Written exercise: From the listing below, pull out all lines with "Dollars" in them.

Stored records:
+--
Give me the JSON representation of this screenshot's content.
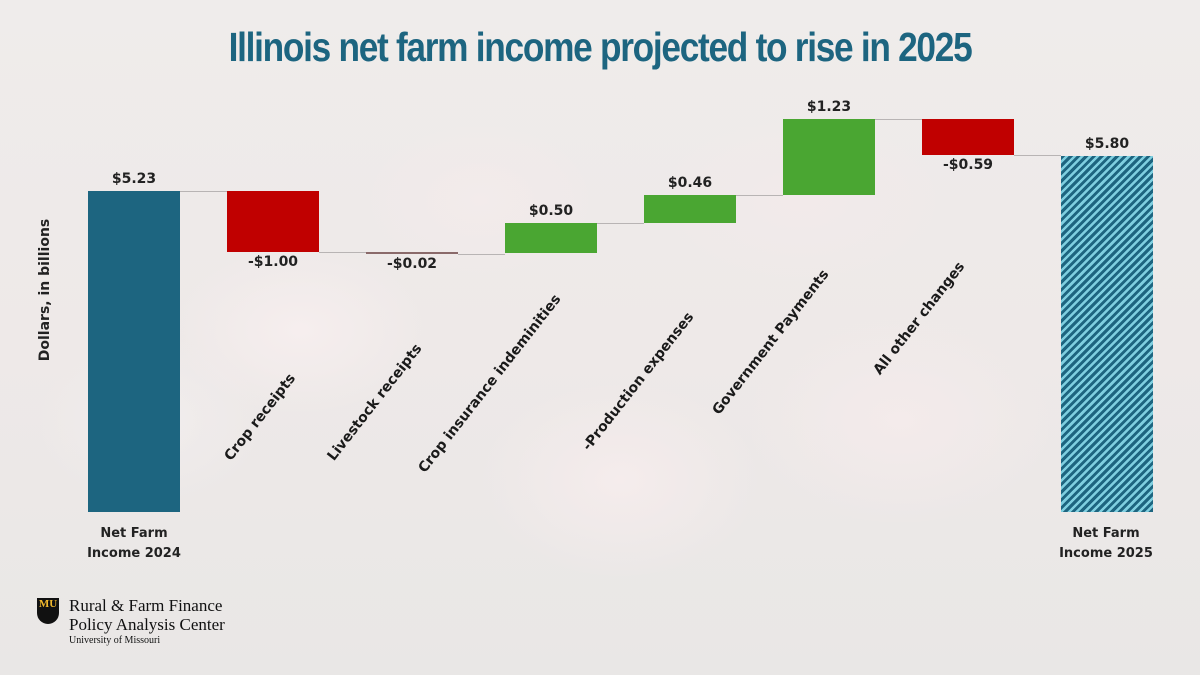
{
  "title": "Illinois net farm income projected to rise in 2025",
  "y_axis_label": "Dollars, in billions",
  "logo": {
    "mark": "MU",
    "line1": "Rural & Farm Finance",
    "line2": "Policy Analysis Center",
    "line3": "University of Missouri"
  },
  "colors": {
    "total": "#1d6580",
    "increase": "#4aa632",
    "decrease": "#c00000",
    "title": "#1d6580",
    "projected_hatch_light": "#7fcfe0"
  },
  "chart_data": {
    "type": "waterfall",
    "title": "Illinois net farm income projected to rise in 2025",
    "xlabel": "",
    "ylabel": "Dollars, in billions",
    "categories": [
      "Net Farm Income 2024",
      "Crop receipts",
      "Livestock receipts",
      "Crop insurance indeminities",
      "-Production expenses",
      "Government Payments",
      "All other changes",
      "Net Farm Income 2025"
    ],
    "values": [
      5.23,
      -1.0,
      -0.02,
      0.5,
      0.46,
      1.23,
      -0.59,
      5.8
    ],
    "value_labels": [
      "$5.23",
      "-$1.00",
      "-$0.02",
      "$0.50",
      "$0.46",
      "$1.23",
      "-$0.59",
      "$5.80"
    ],
    "bar_kinds": [
      "total",
      "decrease",
      "decrease",
      "increase",
      "increase",
      "increase",
      "decrease",
      "total-projected"
    ],
    "grid": false,
    "legend": "none",
    "ylim": [
      0,
      6.5
    ]
  },
  "bars": [
    {
      "label": "$5.23",
      "cat": "Net Farm",
      "cat2": "Income 2024"
    },
    {
      "label": "-$1.00",
      "cat": "Crop receipts"
    },
    {
      "label": "-$0.02",
      "cat": "Livestock receipts"
    },
    {
      "label": "$0.50",
      "cat": "Crop insurance indeminities"
    },
    {
      "label": "$0.46",
      "cat": "-Production expenses"
    },
    {
      "label": "$1.23",
      "cat": "Government Payments"
    },
    {
      "label": "-$0.59",
      "cat": "All other changes"
    },
    {
      "label": "$5.80",
      "cat": "Net Farm",
      "cat2": "Income 2025"
    }
  ]
}
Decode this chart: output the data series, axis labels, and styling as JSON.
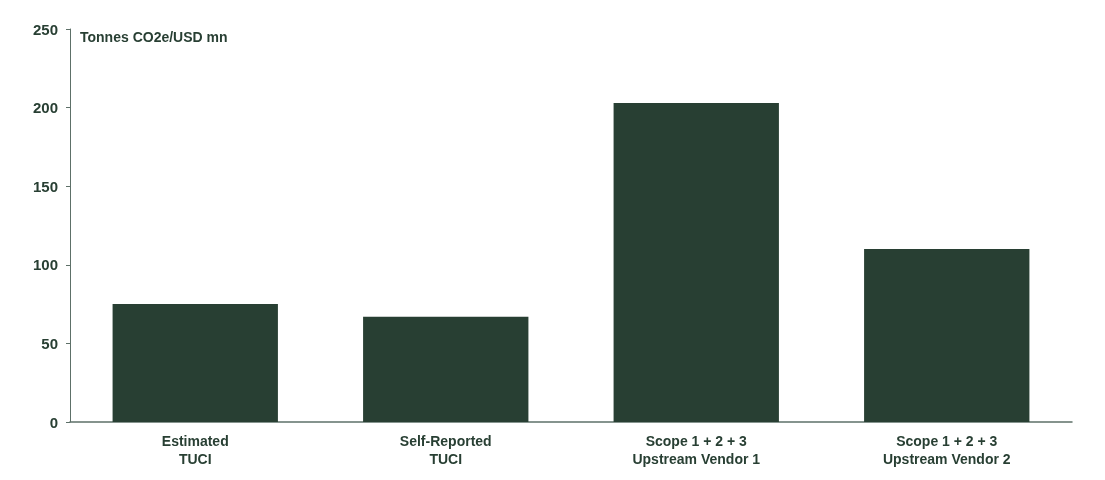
{
  "chart_data": {
    "type": "bar",
    "ylabel": "Tonnes CO2e/USD mn",
    "categories": [
      "Estimated\nTUCI",
      "Self-Reported\nTUCI",
      "Scope 1 + 2 + 3\nUpstream Vendor 1",
      "Scope 1 + 2 + 3\nUpstream Vendor 2"
    ],
    "values": [
      75,
      67,
      203,
      110
    ],
    "color": "#283f33",
    "ylim": [
      0,
      250
    ],
    "yticks": [
      0,
      50,
      100,
      150,
      200,
      250
    ],
    "grid": false
  }
}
+--
Solved exercise:
  "y_axis_label": "Dollars, in billions",
    "ylabel": "Dollars, in billions",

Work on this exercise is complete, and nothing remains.